## WRITTEN INSTRUCTION
Give only the number of lines where "Polak" occurs.

## DATASET ROWS
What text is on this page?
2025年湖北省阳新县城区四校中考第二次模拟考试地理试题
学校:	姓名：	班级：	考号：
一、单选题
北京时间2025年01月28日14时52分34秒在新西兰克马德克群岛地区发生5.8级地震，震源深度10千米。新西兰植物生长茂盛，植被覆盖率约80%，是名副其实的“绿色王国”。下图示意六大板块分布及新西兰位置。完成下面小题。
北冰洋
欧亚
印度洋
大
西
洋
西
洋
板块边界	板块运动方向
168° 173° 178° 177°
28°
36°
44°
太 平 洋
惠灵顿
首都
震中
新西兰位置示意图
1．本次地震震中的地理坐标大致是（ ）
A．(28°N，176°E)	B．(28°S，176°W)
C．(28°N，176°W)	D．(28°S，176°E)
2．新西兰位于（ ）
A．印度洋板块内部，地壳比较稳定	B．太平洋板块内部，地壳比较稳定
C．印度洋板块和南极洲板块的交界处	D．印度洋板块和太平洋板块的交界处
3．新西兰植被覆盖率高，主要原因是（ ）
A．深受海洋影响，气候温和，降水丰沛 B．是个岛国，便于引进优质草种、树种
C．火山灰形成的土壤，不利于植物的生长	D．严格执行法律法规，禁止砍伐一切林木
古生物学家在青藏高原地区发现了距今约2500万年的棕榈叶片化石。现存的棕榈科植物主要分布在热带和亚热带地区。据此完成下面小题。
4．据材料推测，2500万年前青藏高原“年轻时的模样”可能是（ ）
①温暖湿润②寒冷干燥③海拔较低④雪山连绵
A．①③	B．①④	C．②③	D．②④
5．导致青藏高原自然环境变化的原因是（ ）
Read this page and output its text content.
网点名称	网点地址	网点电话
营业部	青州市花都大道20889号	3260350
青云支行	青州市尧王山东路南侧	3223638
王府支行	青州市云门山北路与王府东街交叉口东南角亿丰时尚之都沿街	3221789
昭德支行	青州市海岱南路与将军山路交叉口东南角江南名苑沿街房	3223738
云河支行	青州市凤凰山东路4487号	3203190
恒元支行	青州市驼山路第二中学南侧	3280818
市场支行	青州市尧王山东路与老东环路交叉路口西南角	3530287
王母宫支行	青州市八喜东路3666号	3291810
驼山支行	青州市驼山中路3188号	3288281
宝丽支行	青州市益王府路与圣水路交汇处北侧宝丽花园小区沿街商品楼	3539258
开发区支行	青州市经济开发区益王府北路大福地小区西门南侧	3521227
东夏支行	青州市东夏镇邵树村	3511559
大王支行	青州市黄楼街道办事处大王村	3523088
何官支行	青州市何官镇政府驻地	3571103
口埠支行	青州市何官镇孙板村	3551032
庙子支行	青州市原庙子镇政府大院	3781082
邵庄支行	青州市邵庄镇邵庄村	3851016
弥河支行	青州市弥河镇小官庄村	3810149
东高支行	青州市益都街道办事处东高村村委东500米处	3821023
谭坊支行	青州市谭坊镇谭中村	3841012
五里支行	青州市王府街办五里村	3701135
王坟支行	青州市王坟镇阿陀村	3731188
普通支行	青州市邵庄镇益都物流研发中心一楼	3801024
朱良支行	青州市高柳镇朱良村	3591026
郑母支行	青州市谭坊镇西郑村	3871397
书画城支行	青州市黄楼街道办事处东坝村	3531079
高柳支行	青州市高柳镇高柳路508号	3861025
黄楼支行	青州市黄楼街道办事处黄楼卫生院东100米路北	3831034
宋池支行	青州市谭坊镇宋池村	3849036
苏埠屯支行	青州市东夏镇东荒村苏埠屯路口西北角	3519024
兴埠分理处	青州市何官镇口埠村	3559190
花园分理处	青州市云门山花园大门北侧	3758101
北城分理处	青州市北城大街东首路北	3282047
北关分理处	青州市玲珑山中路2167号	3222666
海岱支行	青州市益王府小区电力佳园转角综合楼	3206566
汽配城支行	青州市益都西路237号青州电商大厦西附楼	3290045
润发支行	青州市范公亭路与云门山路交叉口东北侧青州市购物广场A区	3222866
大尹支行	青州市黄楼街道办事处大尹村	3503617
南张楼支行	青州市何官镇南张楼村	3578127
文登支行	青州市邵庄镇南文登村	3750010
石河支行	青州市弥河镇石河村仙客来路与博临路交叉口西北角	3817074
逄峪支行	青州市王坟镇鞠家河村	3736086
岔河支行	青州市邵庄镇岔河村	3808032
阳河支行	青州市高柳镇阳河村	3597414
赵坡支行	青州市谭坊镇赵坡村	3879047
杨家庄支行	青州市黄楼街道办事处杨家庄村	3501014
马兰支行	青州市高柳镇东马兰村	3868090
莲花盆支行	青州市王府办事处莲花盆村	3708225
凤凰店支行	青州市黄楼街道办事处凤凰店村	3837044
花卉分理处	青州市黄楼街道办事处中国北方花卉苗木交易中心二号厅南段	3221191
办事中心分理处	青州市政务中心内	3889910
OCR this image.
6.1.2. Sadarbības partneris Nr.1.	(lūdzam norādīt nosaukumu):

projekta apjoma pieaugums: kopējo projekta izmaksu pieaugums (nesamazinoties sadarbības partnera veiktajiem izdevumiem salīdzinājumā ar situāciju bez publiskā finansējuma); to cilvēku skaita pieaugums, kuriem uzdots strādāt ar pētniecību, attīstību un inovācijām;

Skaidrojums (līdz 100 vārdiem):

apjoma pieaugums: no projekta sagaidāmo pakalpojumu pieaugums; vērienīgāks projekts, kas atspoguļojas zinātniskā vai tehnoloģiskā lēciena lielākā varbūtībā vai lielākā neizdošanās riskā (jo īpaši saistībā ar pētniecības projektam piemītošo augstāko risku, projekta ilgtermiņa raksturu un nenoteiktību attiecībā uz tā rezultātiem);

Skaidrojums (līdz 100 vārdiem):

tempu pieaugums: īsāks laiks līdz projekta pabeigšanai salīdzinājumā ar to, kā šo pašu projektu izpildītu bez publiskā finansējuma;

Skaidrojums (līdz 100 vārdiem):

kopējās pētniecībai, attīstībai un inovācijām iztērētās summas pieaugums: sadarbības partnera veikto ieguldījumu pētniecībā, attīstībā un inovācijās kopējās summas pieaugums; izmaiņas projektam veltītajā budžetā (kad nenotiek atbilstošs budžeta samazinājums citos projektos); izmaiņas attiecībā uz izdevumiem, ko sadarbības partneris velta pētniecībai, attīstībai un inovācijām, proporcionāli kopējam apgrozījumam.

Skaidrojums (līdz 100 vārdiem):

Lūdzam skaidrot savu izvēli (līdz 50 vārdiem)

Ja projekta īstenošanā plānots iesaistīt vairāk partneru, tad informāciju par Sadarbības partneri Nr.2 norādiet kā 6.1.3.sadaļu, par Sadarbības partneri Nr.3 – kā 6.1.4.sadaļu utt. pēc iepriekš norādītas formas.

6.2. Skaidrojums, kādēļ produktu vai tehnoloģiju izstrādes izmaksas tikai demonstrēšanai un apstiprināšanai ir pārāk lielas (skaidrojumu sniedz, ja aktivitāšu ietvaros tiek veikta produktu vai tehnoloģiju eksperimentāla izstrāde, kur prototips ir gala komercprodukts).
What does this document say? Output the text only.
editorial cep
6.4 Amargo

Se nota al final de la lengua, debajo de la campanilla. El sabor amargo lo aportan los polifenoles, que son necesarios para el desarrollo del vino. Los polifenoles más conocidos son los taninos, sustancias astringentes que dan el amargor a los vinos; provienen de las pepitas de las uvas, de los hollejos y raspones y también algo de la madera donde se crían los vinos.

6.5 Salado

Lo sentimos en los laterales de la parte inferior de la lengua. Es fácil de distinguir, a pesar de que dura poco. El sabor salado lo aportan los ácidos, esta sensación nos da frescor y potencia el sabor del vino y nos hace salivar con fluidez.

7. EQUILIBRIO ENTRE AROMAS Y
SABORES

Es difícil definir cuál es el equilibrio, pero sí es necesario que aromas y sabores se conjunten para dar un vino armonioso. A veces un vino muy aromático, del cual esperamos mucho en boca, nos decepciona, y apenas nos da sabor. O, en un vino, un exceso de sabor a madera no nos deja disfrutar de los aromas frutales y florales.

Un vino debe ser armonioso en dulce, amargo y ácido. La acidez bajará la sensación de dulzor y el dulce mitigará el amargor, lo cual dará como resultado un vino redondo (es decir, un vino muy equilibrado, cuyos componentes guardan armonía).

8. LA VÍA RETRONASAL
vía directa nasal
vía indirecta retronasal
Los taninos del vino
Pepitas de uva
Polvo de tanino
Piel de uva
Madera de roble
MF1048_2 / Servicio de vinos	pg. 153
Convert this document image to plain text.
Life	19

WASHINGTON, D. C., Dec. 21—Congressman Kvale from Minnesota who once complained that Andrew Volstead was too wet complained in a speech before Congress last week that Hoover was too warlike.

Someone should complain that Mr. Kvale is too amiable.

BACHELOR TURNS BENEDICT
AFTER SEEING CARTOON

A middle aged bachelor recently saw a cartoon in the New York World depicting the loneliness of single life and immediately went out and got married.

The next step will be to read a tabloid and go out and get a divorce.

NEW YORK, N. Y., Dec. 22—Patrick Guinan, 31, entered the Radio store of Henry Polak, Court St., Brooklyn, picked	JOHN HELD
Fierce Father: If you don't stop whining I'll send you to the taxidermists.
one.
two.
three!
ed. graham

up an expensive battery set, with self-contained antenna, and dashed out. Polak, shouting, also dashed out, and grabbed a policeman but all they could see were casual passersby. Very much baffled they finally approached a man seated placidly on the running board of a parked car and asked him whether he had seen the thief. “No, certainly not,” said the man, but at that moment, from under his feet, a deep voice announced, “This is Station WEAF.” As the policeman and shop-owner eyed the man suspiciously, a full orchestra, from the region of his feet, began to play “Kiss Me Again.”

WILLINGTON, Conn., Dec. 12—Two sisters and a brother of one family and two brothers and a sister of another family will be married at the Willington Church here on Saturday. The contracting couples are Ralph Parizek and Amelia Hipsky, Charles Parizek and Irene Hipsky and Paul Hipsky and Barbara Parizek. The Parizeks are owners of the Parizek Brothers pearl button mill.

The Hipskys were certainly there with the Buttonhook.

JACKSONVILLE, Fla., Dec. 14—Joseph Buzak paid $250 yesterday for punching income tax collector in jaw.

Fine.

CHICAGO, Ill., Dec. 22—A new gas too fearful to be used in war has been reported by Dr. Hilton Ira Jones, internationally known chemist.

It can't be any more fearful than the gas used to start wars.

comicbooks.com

## SOLVED EXERCISE
2